* Instruções e requisitos
Retoma o texto sobre a exposição de Joan Miró e continua-o a partir da última frase.

* Texto do documento
Nesta linda narrativa só havia um pequeno escolho: Miró. Ou antes, as 85 obras deste artista catalão, compradas pelo Banco a uma coleção privada japonesa e que abrangem um período de seis décadas do seu trabalho, de 1924 a 1981. Dizer que se trata de uma espinhosa amostra do génio de Miró é pouco.
Depois de Serralves ter alcançado um recorde em número de visitantes, ultrapassando as 240 mil entradas, é a vez do Palácio Nacional da Ajuda receber a exposição – “Joan Miró: Materialidade e Metamorfose”, que abre hoje ao público. As diferenças começam pelo espaço, com a galeria em Lisboa a permitir que se exiba a coleção na sua totalidade – no Porto, e por falta de espaço, sete das obras não puderam ser mostradas. O comissário da exposição, Robert Lubar Messeri não escondeu que, em Serralves, as obras tinham menos espaço para respirar, e destacou a vantagem dos tetos muito altos no Palácio da Ajuda, que permitiu repensar a mostra e explorar combinações até aqui impossíveis.

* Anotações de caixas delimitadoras
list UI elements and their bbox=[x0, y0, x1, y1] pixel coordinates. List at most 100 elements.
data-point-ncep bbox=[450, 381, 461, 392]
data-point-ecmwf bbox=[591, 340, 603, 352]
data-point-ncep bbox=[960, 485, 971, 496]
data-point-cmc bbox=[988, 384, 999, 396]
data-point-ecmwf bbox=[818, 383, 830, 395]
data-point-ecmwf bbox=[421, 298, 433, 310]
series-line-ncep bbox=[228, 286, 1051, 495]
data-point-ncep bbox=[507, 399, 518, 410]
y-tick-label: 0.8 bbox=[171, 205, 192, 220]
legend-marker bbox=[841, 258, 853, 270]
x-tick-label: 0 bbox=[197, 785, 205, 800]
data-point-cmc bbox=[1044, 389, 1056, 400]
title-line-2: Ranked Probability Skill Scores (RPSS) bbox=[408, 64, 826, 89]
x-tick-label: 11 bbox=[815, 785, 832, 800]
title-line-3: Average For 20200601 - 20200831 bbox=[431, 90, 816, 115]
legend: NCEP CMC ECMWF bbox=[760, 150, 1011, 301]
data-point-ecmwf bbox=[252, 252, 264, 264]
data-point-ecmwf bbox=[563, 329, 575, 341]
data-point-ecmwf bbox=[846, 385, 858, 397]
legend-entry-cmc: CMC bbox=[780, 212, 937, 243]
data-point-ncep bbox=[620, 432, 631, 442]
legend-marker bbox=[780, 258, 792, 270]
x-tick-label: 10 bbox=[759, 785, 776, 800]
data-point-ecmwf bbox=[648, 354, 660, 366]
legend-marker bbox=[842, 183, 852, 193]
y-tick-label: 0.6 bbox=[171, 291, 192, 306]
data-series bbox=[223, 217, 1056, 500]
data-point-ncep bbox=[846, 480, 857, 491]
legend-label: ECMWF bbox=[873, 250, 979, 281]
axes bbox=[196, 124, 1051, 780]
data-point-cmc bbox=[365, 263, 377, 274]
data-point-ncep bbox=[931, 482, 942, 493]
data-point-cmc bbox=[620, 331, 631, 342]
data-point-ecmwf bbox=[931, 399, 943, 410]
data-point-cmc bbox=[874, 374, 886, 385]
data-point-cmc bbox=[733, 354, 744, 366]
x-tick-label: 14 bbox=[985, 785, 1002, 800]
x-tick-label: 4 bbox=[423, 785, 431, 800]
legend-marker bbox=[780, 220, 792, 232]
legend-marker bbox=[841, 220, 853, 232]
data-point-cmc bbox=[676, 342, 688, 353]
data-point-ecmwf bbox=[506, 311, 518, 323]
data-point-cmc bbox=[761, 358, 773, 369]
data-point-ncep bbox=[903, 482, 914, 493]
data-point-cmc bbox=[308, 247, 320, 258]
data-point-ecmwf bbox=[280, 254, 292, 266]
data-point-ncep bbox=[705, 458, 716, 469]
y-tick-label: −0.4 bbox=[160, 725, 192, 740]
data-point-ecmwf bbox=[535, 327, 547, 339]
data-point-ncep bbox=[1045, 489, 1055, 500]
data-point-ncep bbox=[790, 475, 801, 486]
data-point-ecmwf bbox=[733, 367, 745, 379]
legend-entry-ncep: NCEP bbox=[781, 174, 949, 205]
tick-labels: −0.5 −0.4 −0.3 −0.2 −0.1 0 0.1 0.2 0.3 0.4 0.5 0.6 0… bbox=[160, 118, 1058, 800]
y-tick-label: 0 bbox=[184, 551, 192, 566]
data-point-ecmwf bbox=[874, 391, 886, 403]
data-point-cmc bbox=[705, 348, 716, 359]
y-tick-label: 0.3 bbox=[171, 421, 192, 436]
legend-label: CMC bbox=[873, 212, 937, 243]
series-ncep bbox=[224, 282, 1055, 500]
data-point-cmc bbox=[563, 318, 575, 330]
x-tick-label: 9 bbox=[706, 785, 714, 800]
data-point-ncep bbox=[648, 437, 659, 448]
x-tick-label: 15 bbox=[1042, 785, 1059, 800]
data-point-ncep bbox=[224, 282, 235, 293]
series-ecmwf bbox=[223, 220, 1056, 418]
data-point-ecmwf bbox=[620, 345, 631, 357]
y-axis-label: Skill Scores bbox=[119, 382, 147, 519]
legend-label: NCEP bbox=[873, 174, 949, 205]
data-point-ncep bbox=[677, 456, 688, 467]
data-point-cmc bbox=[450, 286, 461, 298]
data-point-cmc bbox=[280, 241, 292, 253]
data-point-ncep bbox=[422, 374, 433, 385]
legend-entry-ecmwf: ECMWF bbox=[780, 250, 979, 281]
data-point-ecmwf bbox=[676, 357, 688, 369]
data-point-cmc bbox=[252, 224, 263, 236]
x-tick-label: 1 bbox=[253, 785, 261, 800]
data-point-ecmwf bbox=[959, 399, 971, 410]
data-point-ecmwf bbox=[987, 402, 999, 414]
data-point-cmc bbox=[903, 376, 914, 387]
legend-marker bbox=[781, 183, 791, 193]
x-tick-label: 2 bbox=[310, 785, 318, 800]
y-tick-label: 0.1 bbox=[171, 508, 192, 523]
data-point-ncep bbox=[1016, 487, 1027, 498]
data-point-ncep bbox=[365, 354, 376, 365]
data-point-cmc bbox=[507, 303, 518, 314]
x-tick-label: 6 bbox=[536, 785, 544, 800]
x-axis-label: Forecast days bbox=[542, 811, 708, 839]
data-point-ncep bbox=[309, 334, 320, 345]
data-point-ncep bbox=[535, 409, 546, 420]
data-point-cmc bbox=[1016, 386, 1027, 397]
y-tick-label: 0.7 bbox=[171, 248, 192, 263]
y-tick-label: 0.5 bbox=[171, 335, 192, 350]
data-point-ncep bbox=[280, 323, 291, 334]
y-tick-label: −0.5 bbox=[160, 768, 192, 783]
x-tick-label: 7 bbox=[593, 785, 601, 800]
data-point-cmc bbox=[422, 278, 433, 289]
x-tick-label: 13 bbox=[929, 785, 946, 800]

* Resultado
O comissário recusou, contudo, a ideia de que o público lisboeta terá uma perspetiva privilegiada, enfatizando a “encantadora” intervenção arquitetónica de Siza Vieira, preferindo realçar como cada projeto expositivo conduz a uma redescoberta da obra, e da forma como os seus elementos se cruzam e dialogam. Desta vez, o desenho da exposição ficou a cargo dos técnicos da Direção-Geral do Património Cultural (DGPC).
Na apresentação à imprensa ficaram bastante claras as insuficiências que impedem o país de, mais do que reclamar a posse da coleção e a possibilidade de dela usufruir, fazer depois o mais importante: apresentá-la ao público de modo a que se possa ultrapassar a estupefação perante um artista a que o “The New York Times” chamou um “assassino em série das convenções artísticas”. É aqui que o país, face à debilidade das suas instituições no campo cultural, acaba por envergonhar-se a si mesmo e desperdiçar o próprio ímpeto que o levou a bater-se para segurar no património do Estado uma coleção de valor artístico indubitável.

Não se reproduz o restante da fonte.